• **SOURCE DATA**
——

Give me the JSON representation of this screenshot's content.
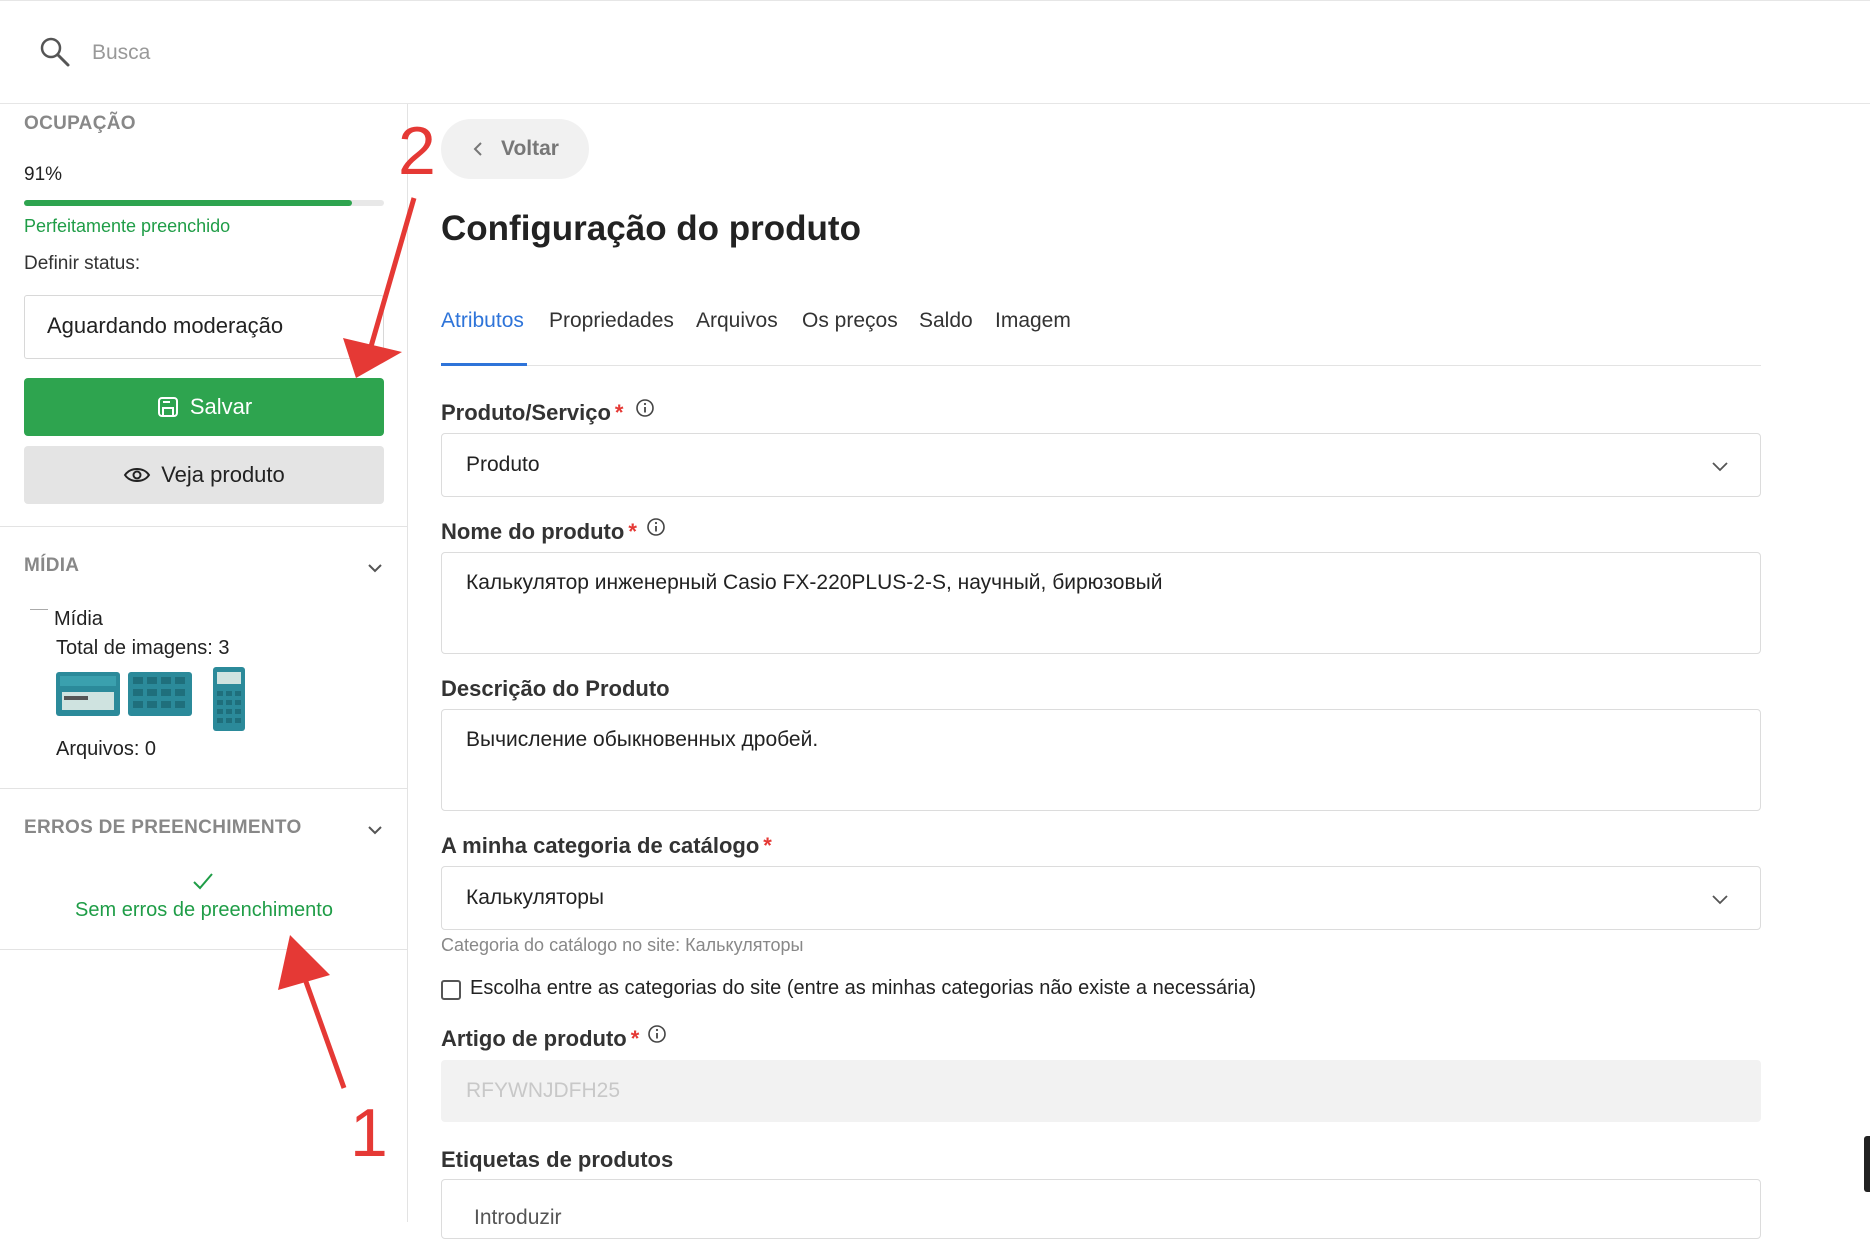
{
  "search": {
    "placeholder": "Busca"
  },
  "sidebar": {
    "occupancy": {
      "title": "OCUPAÇÃO",
      "percent_text": "91%",
      "progress": 0.91,
      "status_text": "Perfeitamente preenchido"
    },
    "set_status_label": "Definir status:",
    "status_value": "Aguardando moderação",
    "save_label": "Salvar",
    "view_product_label": "Veja produto",
    "media": {
      "title": "MÍDIA",
      "name": "Mídia",
      "total_images": "Total de imagens: 3",
      "files": "Arquivos: 0"
    },
    "errors": {
      "title": "ERROS DE PREENCHIMENTO",
      "message": "Sem erros de preenchimento"
    }
  },
  "main": {
    "back_label": "Voltar",
    "title": "Configuração do produto",
    "tabs": [
      {
        "label": "Atributos",
        "active": true
      },
      {
        "label": "Propriedades",
        "active": false
      },
      {
        "label": "Arquivos",
        "active": false
      },
      {
        "label": "Os preços",
        "active": false
      },
      {
        "label": "Saldo",
        "active": false
      },
      {
        "label": "Imagem",
        "active": false
      }
    ],
    "fields": {
      "type": {
        "label": "Produto/Serviço",
        "value": "Produto"
      },
      "name": {
        "label": "Nome do produto",
        "value": "Калькулятор инженерный Casio FX-220PLUS-2-S, научный, бирюзовый"
      },
      "description": {
        "label": "Descrição do Produto",
        "value": "Вычисление обыкновенных дробей."
      },
      "category": {
        "label": "A minha categoria de catálogo",
        "value": "Калькуляторы",
        "hint": "Categoria do catálogo no site: Калькуляторы"
      },
      "site_category_checkbox": {
        "label": "Escolha entre as categorias do site (entre as minhas categorias não existe a necessária)",
        "checked": false
      },
      "sku": {
        "label": "Artigo de produto",
        "value": "RFYWNJDFH25"
      },
      "tags": {
        "label": "Etiquetas de produtos",
        "placeholder": "Introduzir"
      }
    },
    "required_mark": "*"
  },
  "annotations": [
    {
      "number": "1",
      "color": "#e53935"
    },
    {
      "number": "2",
      "color": "#e53935"
    }
  ],
  "colors": {
    "accent_green": "#2ea44f",
    "tab_blue": "#2e74d9",
    "required_red": "#e53935"
  }
}
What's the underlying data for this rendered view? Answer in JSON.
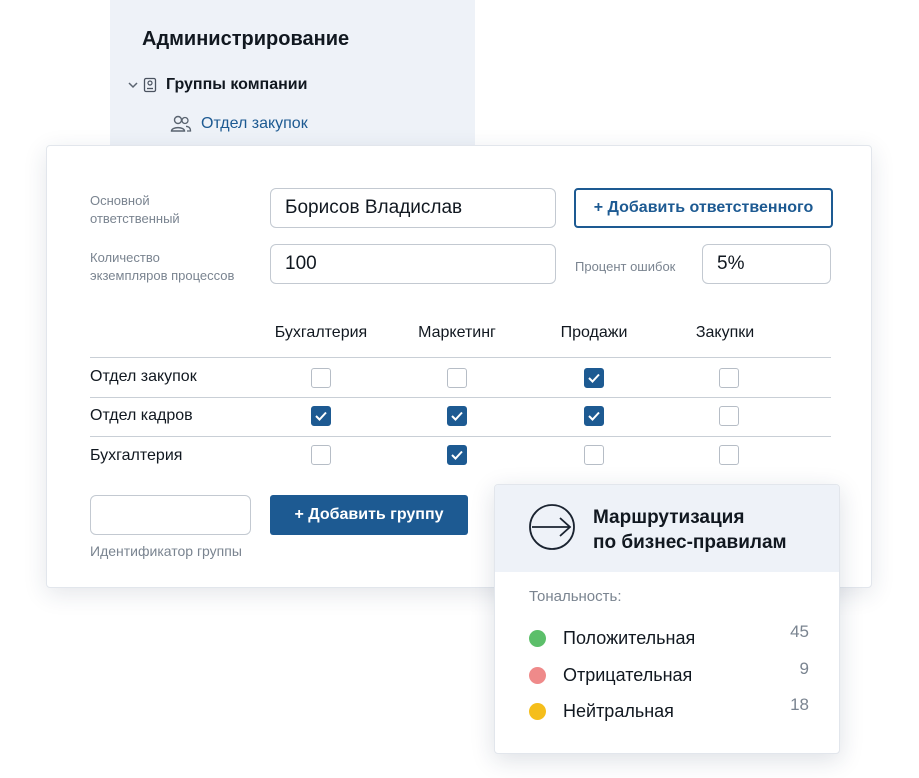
{
  "admin": {
    "title": "Администрирование",
    "tree": {
      "group_label": "Группы компании",
      "child_label": "Отдел закупок"
    }
  },
  "form": {
    "responsible_label": "Основной\nответственный",
    "responsible_value": "Борисов Владислав",
    "add_responsible_button": "+ Добавить ответственного",
    "instances_label": "Количество\nэкземпляров процессов",
    "instances_value": "100",
    "error_percent_label": "Процент ошибок",
    "error_percent_value": "5%"
  },
  "matrix": {
    "columns": [
      "Бухгалтерия",
      "Маркетинг",
      "Продажи",
      "Закупки"
    ],
    "rows": [
      {
        "name": "Отдел закупок",
        "checks": [
          false,
          false,
          true,
          false
        ]
      },
      {
        "name": "Отдел кадров",
        "checks": [
          true,
          true,
          true,
          false
        ]
      },
      {
        "name": "Бухгалтерия",
        "checks": [
          false,
          true,
          false,
          false
        ]
      }
    ]
  },
  "group": {
    "id_value": "",
    "id_label": "Идентификатор группы",
    "add_group_button": "+ Добавить группу"
  },
  "routing": {
    "title_line1": "Маршрутизация",
    "title_line2": "по бизнес-правилам",
    "icon": "arrow-circle-icon",
    "tone_label": "Тональность:",
    "tones": [
      {
        "name": "Положительная",
        "count": "45",
        "color": "#5cbf6a"
      },
      {
        "name": "Отрицательная",
        "count": "9",
        "color": "#ef8a8a"
      },
      {
        "name": "Нейтральная",
        "count": "18",
        "color": "#f5be1b"
      }
    ]
  },
  "colors": {
    "accent": "#1d5a92",
    "panel_bg": "#eef2f8"
  }
}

——

• **TASK STATEMENT**
How many lines of these entries hold the string "JSON"? Answer with the number alone.

• **EXERCISE OUTPUT**
2